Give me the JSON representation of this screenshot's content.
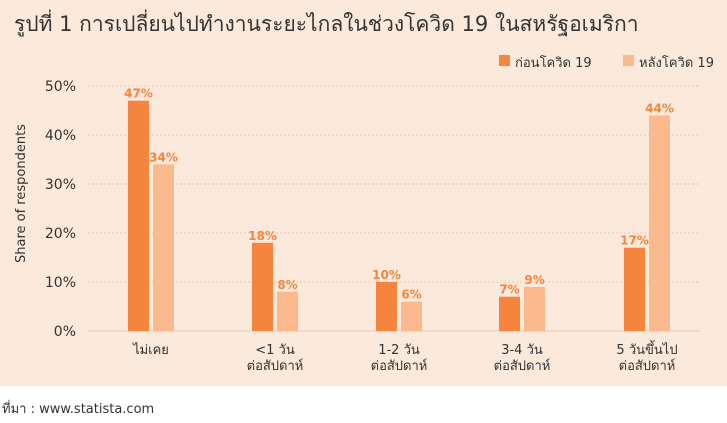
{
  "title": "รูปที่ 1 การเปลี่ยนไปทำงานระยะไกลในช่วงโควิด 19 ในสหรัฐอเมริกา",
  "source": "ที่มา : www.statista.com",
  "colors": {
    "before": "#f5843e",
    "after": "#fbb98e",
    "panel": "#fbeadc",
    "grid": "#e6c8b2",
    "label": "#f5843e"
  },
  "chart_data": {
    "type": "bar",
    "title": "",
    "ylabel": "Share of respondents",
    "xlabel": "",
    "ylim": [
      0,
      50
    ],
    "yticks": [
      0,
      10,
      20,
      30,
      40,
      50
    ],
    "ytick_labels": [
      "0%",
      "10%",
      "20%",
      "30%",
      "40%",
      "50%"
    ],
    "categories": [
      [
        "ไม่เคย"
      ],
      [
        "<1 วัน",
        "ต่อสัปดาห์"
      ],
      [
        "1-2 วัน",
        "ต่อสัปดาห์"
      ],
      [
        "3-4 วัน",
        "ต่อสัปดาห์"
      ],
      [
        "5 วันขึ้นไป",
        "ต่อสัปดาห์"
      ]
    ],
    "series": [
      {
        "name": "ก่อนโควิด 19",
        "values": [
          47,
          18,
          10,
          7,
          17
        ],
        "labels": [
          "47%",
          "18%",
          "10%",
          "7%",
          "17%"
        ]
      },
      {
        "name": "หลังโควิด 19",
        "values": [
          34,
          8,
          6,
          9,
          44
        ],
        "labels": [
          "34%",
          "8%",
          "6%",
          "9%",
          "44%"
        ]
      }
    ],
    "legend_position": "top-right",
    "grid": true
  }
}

_ _ _ _ _

=== WHAT IS REQUIRED ===
Write out the whole listing exactly, and drop the pictures.

=== IN RESPONSE ===
Give me the JSON representation of this screenshot's content.
{
  "title": "รูปที่ 1 การเปลี่ยนไปทำงานระยะไกลในช่วงโควิด 19 ในสหรัฐอเมริกา",
  "source": "ที่มา : www.statista.com",
  "colors": {
    "before": "#f5843e",
    "after": "#fbb98e",
    "panel": "#fbeadc",
    "grid": "#e6c8b2",
    "label": "#f5843e"
  },
  "chart_data": {
    "type": "bar",
    "title": "",
    "ylabel": "Share of respondents",
    "xlabel": "",
    "ylim": [
      0,
      50
    ],
    "yticks": [
      0,
      10,
      20,
      30,
      40,
      50
    ],
    "ytick_labels": [
      "0%",
      "10%",
      "20%",
      "30%",
      "40%",
      "50%"
    ],
    "categories": [
      [
        "ไม่เคย"
      ],
      [
        "<1 วัน",
        "ต่อสัปดาห์"
      ],
      [
        "1-2 วัน",
        "ต่อสัปดาห์"
      ],
      [
        "3-4 วัน",
        "ต่อสัปดาห์"
      ],
      [
        "5 วันขึ้นไป",
        "ต่อสัปดาห์"
      ]
    ],
    "series": [
      {
        "name": "ก่อนโควิด 19",
        "values": [
          47,
          18,
          10,
          7,
          17
        ],
        "labels": [
          "47%",
          "18%",
          "10%",
          "7%",
          "17%"
        ]
      },
      {
        "name": "หลังโควิด 19",
        "values": [
          34,
          8,
          6,
          9,
          44
        ],
        "labels": [
          "34%",
          "8%",
          "6%",
          "9%",
          "44%"
        ]
      }
    ],
    "legend_position": "top-right",
    "grid": true
  }
}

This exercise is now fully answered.